> [THE TASK]: Copy every line with the string "name" in it.

> [Records from a collection of figures]:
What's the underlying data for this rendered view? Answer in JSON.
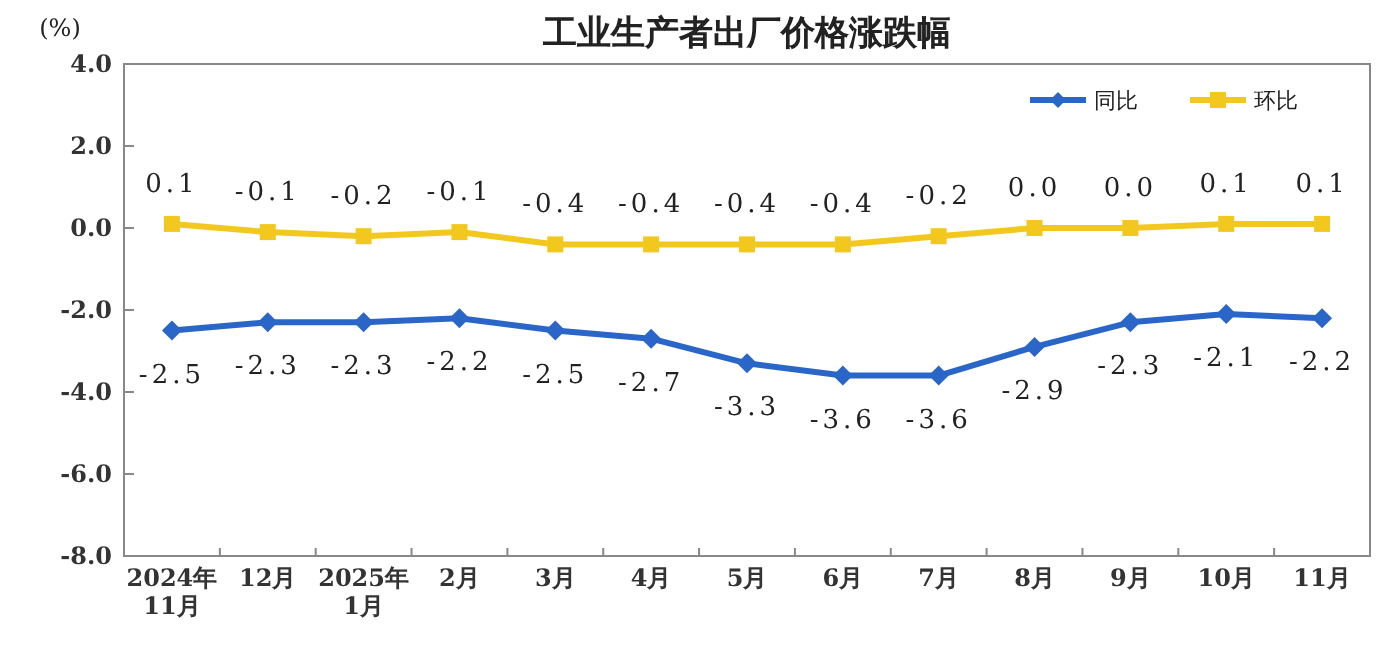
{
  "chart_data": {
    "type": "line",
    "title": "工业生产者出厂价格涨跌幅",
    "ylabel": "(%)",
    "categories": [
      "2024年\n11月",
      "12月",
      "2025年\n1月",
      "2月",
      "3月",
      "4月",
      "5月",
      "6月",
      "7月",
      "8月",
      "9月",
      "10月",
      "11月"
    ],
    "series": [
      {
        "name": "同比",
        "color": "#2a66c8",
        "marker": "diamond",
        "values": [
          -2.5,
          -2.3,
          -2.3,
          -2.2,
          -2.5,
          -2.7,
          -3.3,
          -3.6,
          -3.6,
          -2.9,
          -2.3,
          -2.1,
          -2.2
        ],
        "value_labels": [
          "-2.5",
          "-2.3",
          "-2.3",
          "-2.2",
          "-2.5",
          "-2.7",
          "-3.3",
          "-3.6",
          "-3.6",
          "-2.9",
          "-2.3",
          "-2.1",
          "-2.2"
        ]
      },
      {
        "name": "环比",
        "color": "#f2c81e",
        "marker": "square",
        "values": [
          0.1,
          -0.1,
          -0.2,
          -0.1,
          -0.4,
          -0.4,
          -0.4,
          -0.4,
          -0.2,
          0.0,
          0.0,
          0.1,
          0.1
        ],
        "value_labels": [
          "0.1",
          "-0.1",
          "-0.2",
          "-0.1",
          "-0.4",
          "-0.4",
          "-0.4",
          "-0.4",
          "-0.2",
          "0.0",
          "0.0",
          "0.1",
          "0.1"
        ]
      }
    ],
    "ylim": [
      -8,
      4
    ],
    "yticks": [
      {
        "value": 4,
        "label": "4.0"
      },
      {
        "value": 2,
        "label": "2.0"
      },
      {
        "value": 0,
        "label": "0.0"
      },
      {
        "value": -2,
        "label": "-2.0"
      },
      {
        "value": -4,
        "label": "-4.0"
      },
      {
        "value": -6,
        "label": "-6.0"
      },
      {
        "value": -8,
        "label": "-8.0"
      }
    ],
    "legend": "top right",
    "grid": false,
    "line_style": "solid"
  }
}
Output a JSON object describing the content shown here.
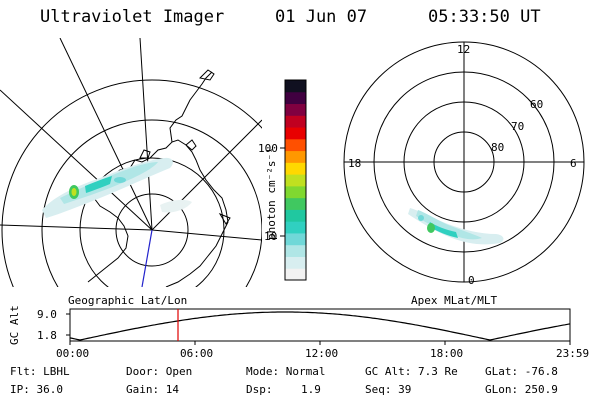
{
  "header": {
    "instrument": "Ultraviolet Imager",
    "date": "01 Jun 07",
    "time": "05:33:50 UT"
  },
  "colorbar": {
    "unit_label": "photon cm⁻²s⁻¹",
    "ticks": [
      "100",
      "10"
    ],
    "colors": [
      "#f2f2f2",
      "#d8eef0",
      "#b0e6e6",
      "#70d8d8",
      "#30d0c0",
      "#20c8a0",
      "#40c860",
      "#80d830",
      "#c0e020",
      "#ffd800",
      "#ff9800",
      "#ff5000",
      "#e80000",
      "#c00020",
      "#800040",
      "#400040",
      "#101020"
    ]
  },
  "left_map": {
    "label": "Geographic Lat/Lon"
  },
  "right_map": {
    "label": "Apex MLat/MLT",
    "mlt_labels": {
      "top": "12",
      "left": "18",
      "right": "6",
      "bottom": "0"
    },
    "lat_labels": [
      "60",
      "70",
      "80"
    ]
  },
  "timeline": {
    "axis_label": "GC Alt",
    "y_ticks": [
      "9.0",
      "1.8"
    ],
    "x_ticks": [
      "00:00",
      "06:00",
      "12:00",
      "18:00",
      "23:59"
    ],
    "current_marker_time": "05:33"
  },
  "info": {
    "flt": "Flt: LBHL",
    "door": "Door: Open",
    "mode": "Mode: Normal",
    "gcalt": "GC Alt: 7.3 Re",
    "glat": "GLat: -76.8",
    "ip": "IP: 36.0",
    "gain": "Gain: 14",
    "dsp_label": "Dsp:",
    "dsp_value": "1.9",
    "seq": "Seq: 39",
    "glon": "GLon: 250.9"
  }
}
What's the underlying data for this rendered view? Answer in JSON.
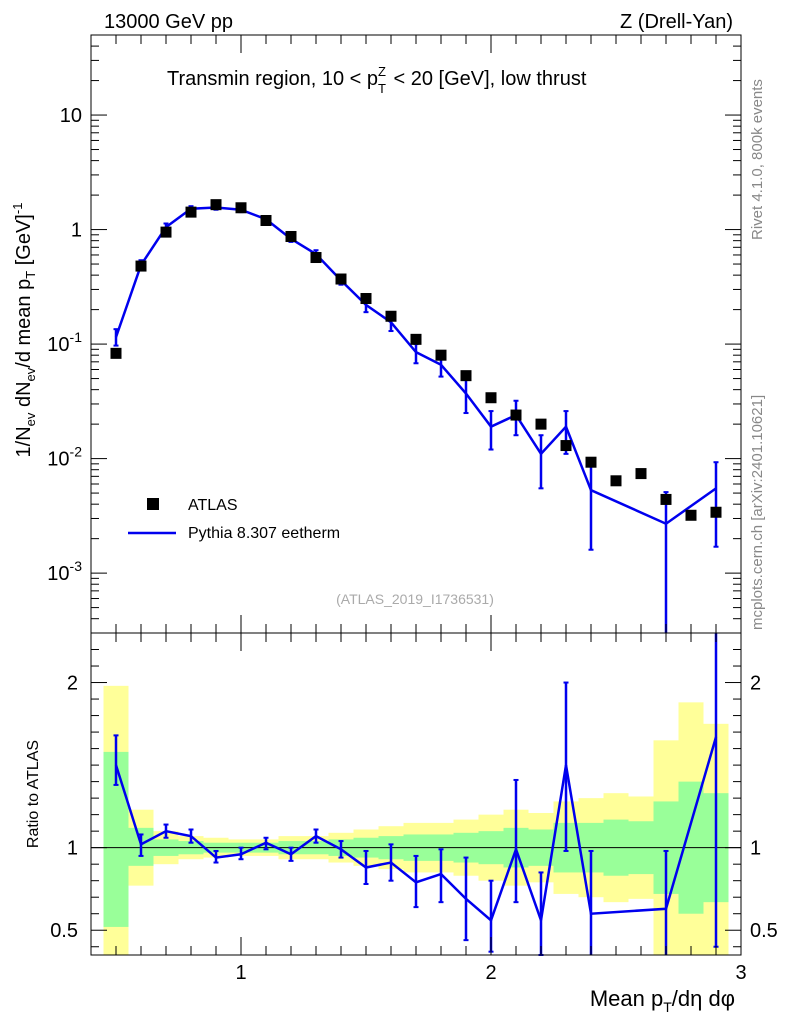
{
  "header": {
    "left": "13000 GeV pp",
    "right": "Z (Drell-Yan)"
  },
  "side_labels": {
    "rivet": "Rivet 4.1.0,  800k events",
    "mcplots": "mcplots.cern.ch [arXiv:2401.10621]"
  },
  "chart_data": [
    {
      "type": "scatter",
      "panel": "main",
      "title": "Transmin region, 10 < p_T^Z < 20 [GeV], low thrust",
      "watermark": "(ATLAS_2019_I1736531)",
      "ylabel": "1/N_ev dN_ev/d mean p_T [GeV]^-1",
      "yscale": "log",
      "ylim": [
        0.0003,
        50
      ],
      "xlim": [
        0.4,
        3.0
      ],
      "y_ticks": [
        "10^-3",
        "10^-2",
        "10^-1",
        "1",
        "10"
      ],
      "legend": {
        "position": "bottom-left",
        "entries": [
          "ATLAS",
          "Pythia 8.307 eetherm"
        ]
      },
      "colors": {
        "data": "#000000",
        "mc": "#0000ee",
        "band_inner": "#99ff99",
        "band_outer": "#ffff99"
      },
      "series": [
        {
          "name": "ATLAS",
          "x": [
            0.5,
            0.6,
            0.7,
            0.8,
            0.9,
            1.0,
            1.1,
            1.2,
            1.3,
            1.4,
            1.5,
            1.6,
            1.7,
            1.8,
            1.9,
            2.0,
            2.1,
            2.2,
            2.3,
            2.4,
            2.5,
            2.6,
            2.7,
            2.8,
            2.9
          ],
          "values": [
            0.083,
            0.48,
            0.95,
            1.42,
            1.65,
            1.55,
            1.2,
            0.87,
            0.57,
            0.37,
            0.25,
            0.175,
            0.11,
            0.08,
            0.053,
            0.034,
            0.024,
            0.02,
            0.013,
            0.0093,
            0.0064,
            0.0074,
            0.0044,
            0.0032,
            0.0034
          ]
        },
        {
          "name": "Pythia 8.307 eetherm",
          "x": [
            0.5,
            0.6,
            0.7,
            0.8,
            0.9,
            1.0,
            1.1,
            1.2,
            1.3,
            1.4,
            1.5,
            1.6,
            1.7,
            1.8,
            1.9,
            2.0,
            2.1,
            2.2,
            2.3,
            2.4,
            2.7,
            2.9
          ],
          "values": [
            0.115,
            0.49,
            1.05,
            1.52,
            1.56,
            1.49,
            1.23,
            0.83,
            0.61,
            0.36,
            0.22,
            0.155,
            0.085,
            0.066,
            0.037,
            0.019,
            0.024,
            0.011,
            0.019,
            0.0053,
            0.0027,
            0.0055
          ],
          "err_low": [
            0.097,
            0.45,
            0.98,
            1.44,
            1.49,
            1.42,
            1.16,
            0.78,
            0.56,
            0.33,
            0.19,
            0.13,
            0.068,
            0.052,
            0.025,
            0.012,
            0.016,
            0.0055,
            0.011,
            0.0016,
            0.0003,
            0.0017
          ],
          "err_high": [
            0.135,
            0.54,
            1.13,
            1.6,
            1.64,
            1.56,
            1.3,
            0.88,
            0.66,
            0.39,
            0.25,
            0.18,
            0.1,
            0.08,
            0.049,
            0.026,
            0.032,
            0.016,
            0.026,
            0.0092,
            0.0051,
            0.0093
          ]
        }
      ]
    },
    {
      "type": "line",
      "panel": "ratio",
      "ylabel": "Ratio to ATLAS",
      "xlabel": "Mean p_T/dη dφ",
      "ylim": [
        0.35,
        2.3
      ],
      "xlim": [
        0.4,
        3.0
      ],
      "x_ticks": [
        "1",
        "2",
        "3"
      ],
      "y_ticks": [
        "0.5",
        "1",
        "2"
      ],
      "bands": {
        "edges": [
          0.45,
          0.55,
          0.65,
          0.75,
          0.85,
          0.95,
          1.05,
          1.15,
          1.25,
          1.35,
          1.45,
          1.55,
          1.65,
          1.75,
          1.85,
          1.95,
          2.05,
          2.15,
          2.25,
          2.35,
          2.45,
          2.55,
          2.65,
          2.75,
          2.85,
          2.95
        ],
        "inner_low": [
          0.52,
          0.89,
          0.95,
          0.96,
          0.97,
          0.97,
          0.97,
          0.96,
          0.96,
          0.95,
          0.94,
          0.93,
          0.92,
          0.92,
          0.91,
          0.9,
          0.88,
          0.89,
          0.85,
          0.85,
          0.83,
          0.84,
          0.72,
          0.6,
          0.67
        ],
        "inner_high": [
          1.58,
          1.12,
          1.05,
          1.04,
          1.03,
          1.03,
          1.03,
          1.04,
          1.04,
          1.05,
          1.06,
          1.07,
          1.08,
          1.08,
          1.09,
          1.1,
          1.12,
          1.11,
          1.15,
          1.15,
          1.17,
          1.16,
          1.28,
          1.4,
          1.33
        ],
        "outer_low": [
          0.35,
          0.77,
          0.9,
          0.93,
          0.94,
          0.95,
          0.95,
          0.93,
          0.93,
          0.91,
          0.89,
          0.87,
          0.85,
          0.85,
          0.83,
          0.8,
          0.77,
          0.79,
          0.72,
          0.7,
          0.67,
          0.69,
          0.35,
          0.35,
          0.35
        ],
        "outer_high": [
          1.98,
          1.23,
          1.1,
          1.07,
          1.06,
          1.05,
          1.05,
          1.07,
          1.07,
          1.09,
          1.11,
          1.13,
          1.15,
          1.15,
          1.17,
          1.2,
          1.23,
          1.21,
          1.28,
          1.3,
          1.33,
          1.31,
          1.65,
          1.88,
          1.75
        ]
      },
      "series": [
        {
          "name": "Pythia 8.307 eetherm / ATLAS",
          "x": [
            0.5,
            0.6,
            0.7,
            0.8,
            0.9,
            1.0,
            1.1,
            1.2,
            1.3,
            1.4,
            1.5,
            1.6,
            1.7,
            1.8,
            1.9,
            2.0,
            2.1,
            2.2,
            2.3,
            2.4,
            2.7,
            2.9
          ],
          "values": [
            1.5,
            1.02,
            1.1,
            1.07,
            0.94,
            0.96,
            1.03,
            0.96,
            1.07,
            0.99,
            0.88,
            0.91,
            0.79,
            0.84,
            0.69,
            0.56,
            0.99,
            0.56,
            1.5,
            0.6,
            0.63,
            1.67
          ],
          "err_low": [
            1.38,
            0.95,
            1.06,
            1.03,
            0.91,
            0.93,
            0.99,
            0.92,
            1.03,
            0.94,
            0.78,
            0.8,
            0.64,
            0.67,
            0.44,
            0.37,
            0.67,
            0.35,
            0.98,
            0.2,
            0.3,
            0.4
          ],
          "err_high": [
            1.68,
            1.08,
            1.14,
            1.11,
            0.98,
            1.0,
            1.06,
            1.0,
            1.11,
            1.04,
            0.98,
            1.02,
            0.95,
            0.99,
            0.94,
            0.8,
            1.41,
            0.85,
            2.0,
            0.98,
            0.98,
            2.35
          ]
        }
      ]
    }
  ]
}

> [SOLUTION TO THE EXERCISE]:
        "name": "同比",
        "name": "环比",
          "name": "ATLAS",
          "name": "Pythia 8.307 eetherm",
          "name": "Pythia 8.307 eetherm / ATLAS",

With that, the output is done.